● DIRECTIONS: Provide the records once more, identical to the original.
-- begin --
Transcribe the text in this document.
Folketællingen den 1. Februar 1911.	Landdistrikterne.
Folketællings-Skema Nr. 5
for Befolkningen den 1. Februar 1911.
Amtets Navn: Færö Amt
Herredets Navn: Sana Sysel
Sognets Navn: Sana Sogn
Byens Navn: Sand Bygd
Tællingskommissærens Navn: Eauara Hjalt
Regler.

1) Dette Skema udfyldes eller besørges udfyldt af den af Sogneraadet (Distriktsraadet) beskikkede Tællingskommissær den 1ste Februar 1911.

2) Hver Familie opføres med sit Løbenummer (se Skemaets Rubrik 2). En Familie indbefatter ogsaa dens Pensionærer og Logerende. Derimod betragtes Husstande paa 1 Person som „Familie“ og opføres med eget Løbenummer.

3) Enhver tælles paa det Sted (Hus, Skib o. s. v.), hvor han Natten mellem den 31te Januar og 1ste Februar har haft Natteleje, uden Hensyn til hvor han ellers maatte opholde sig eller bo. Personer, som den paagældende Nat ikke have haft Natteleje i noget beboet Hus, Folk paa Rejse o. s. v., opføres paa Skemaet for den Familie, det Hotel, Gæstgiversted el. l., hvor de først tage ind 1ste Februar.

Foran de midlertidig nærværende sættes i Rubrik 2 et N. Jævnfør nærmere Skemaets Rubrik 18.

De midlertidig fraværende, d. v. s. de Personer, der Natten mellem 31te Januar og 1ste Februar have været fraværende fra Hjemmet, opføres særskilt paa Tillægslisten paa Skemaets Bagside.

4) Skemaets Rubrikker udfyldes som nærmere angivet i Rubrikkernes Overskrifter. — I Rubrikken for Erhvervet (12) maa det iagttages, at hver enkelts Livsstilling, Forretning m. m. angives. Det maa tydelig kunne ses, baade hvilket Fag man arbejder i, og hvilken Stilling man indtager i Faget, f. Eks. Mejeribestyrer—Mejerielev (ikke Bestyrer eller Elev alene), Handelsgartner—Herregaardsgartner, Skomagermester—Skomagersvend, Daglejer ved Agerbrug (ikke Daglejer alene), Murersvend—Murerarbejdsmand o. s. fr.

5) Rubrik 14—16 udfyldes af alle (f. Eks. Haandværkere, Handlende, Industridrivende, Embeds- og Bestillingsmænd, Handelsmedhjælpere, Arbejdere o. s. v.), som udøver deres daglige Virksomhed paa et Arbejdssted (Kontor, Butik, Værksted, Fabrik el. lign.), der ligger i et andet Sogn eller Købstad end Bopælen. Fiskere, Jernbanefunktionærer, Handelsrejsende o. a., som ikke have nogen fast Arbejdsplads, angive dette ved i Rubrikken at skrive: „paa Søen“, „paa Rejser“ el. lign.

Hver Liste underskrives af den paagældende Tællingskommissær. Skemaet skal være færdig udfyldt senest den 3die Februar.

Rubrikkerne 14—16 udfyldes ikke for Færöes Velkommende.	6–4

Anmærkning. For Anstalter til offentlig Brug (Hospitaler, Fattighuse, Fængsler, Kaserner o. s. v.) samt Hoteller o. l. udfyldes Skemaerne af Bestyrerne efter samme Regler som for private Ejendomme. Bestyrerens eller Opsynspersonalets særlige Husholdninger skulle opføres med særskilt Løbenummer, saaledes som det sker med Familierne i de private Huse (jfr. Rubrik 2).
-- end --
● TASK RESPONSE:
Transcribe the text in this document.
Folketællingen den 1. Februar 1911.	Landdistrikterne.
Folketællings-Skema Nr. 5
for Befolkningen den 1. Februar 1911.
Amtets Navn: Færö Amt
Herredets Navn: Sana Sysel
Sognets Navn: Sana Sogn
Byens Navn: Sand Bygd
Tællingskommissærens Navn: Eauara Hjalt
Regler.

1) Dette Skema udfyldes eller besørges udfyldt af den af Sogneraadet (Distriktsraadet) beskikkede Tællingskommissær den 1ste Februar 1911.

2) Hver Familie opføres med sit Løbenummer (se Skemaets Rubrik 2). En Familie indbefatter ogsaa dens Pensionærer og Logerende. Derimod betragtes Husstande paa 1 Person som „Familie“ og opføres med eget Løbenummer.

3) Enhver tælles paa det Sted (Hus, Skib o. s. v.), hvor han Natten mellem den 31te Januar og 1ste Februar har haft Natteleje, uden Hensyn til hvor han ellers maatte opholde sig eller bo. Personer, som den paagældende Nat ikke have haft Natteleje i noget beboet Hus, Folk paa Rejse o. s. v., opføres paa Skemaet for den Familie, det Hotel, Gæstgiversted el. l., hvor de først tage ind 1ste Februar.

Foran de midlertidig nærværende sættes i Rubrik 2 et N. Jævnfør nærmere Skemaets Rubrik 18.

De midlertidig fraværende, d. v. s. de Personer, der Natten mellem 31te Januar og 1ste Februar have været fraværende fra Hjemmet, opføres særskilt paa Tillægslisten paa Skemaets Bagside.

4) Skemaets Rubrikker udfyldes som nærmere angivet i Rubrikkernes Overskrifter. — I Rubrikken for Erhvervet (12) maa det iagttages, at hver enkelts Livsstilling, Forretning m. m. angives. Det maa tydelig kunne ses, baade hvilket Fag man arbejder i, og hvilken Stilling man indtager i Faget, f. Eks. Mejeribestyrer—Mejerielev (ikke Bestyrer eller Elev alene), Handelsgartner—Herregaardsgartner, Skomagermester—Skomagersvend, Daglejer ved Agerbrug (ikke Daglejer alene), Murersvend—Murerarbejdsmand o. s. fr.

5) Rubrik 14—16 udfyldes af alle (f. Eks. Haandværkere, Handlende, Industridrivende, Embeds- og Bestillingsmænd, Handelsmedhjælpere, Arbejdere o. s. v.), som udøver deres daglige Virksomhed paa et Arbejdssted (Kontor, Butik, Værksted, Fabrik el. lign.), der ligger i et andet Sogn eller Købstad end Bopælen. Fiskere, Jernbanefunktionærer, Handelsrejsende o. a., som ikke have nogen fast Arbejdsplads, angive dette ved i Rubrikken at skrive: „paa Søen“, „paa Rejser“ el. lign.

Hver Liste underskrives af den paagældende Tællingskommissær. Skemaet skal være færdig udfyldt senest den 3die Februar.

Rubrikkerne 14—16 udfyldes ikke for Færöes Velkommende.	6–4

Anmærkning. For Anstalter til offentlig Brug (Hospitaler, Fattighuse, Fængsler, Kaserner o. s. v.) samt Hoteller o. l. udfyldes Skemaerne af Bestyrerne efter samme Regler som for private Ejendomme. Bestyrerens eller Opsynspersonalets særlige Husholdninger skulle opføres med særskilt Løbenummer, saaledes som det sker med Familierne i de private Huse (jfr. Rubrik 2).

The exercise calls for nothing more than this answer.